## begin

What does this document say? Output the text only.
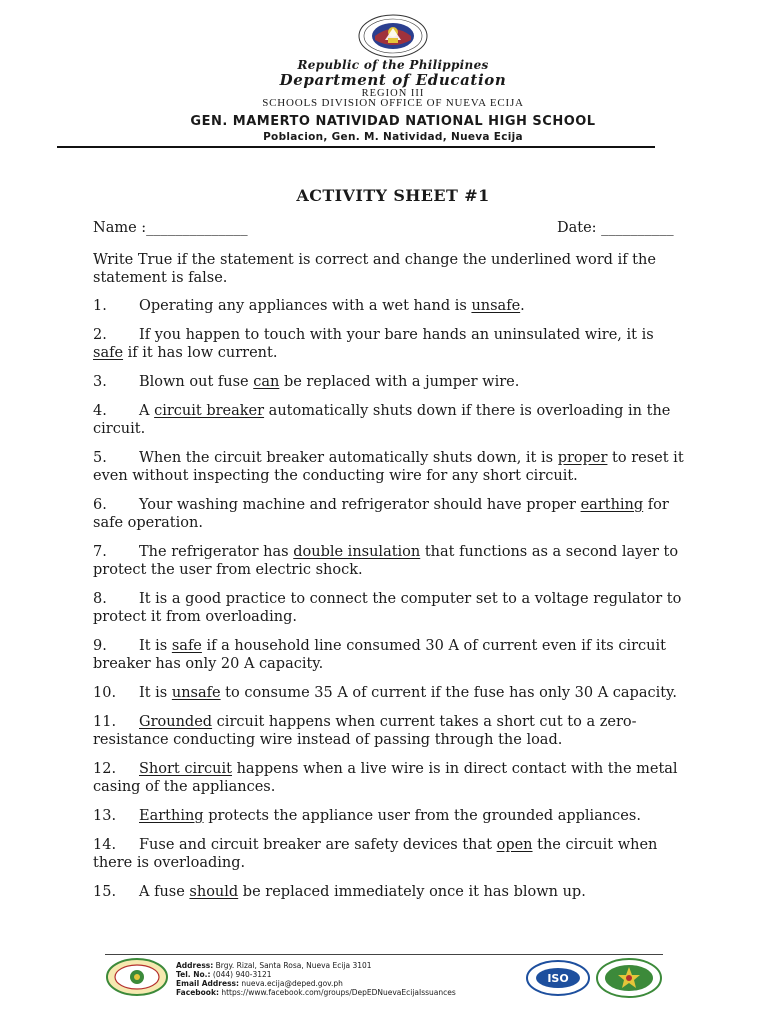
Republic of the Philippines
Department of Education
REGION III
SCHOOLS DIVISION OFFICE OF NUEVA ECIJA
GEN. MAMERTO NATIVIDAD NATIONAL HIGH SCHOOL
Poblacion, Gen. M. Natividad, Nueva Ecija
ACTIVITY SHEET #1
Name :______________	Date: __________
Write True if the statement is correct and change the underlined word if the statement is false.
1. Operating any appliances with a wet hand is unsafe.
2. If you happen to touch with your bare hands an uninsulated wire, it is safe if it has low current.
3. Blown out fuse can be replaced with a jumper wire.
4. A circuit breaker automatically shuts down if there is overloading in the circuit.
5. When the circuit breaker automatically shuts down, it is proper to reset it even without inspecting the conducting wire for any short circuit.
6. Your washing machine and refrigerator should have proper earthing for safe operation.
7. The refrigerator has double insulation that functions as a second layer to protect the user from electric shock.
8. It is a good practice to connect the computer set to a voltage regulator to protect it from overloading.
9. It is safe if a household line consumed 30 A of current even if its circuit breaker has only 20 A capacity.
10. It is unsafe to consume 35 A of current if the fuse has only 30 A capacity.
11. Grounded circuit happens when current takes a short cut to a zero-resistance conducting wire instead of passing through the load.
12. Short circuit happens when a live wire is in direct contact with the metal casing of the appliances.
13. Earthing protects the appliance user from the grounded appliances.
14. Fuse and circuit breaker are safety devices that open the circuit when there is overloading.
15. A fuse should be replaced immediately once it has blown up.
Address: Brgy. Rizal, Santa Rosa, Nueva Ecija 3101
Tel. No.: (044) 940-3121
Email Address: nueva.ecija@deped.gov.ph
Facebook: https://www.facebook.com/groups/DepEDNuevaEcijaIssuances
ISO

## end

◆ What is needed
The entries above are to be returned exactly, without their pictures.

◆ Output below
What does this document say? Output the text only.
Republic of the Philippines
Department of Education
REGION III
SCHOOLS DIVISION OFFICE OF NUEVA ECIJA
GEN. MAMERTO NATIVIDAD NATIONAL HIGH SCHOOL
Poblacion, Gen. M. Natividad, Nueva Ecija
ACTIVITY SHEET #1
Name :______________	Date: __________
Write True if the statement is correct and change the underlined word if the statement is false.
1. Operating any appliances with a wet hand is unsafe.
2. If you happen to touch with your bare hands an uninsulated wire, it is safe if it has low current.
3. Blown out fuse can be replaced with a jumper wire.
4. A circuit breaker automatically shuts down if there is overloading in the circuit.
5. When the circuit breaker automatically shuts down, it is proper to reset it even without inspecting the conducting wire for any short circuit.
6. Your washing machine and refrigerator should have proper earthing for safe operation.
7. The refrigerator has double insulation that functions as a second layer to protect the user from electric shock.
8. It is a good practice to connect the computer set to a voltage regulator to protect it from overloading.
9. It is safe if a household line consumed 30 A of current even if its circuit breaker has only 20 A capacity.
10. It is unsafe to consume 35 A of current if the fuse has only 30 A capacity.
11. Grounded circuit happens when current takes a short cut to a zero-resistance conducting wire instead of passing through the load.
12. Short circuit happens when a live wire is in direct contact with the metal casing of the appliances.
13. Earthing protects the appliance user from the grounded appliances.
14. Fuse and circuit breaker are safety devices that open the circuit when there is overloading.
15. A fuse should be replaced immediately once it has blown up.
Address: Brgy. Rizal, Santa Rosa, Nueva Ecija 3101
Tel. No.: (044) 940-3121
Email Address: nueva.ecija@deped.gov.ph
Facebook: https://www.facebook.com/groups/DepEDNuevaEcijaIssuances
ISO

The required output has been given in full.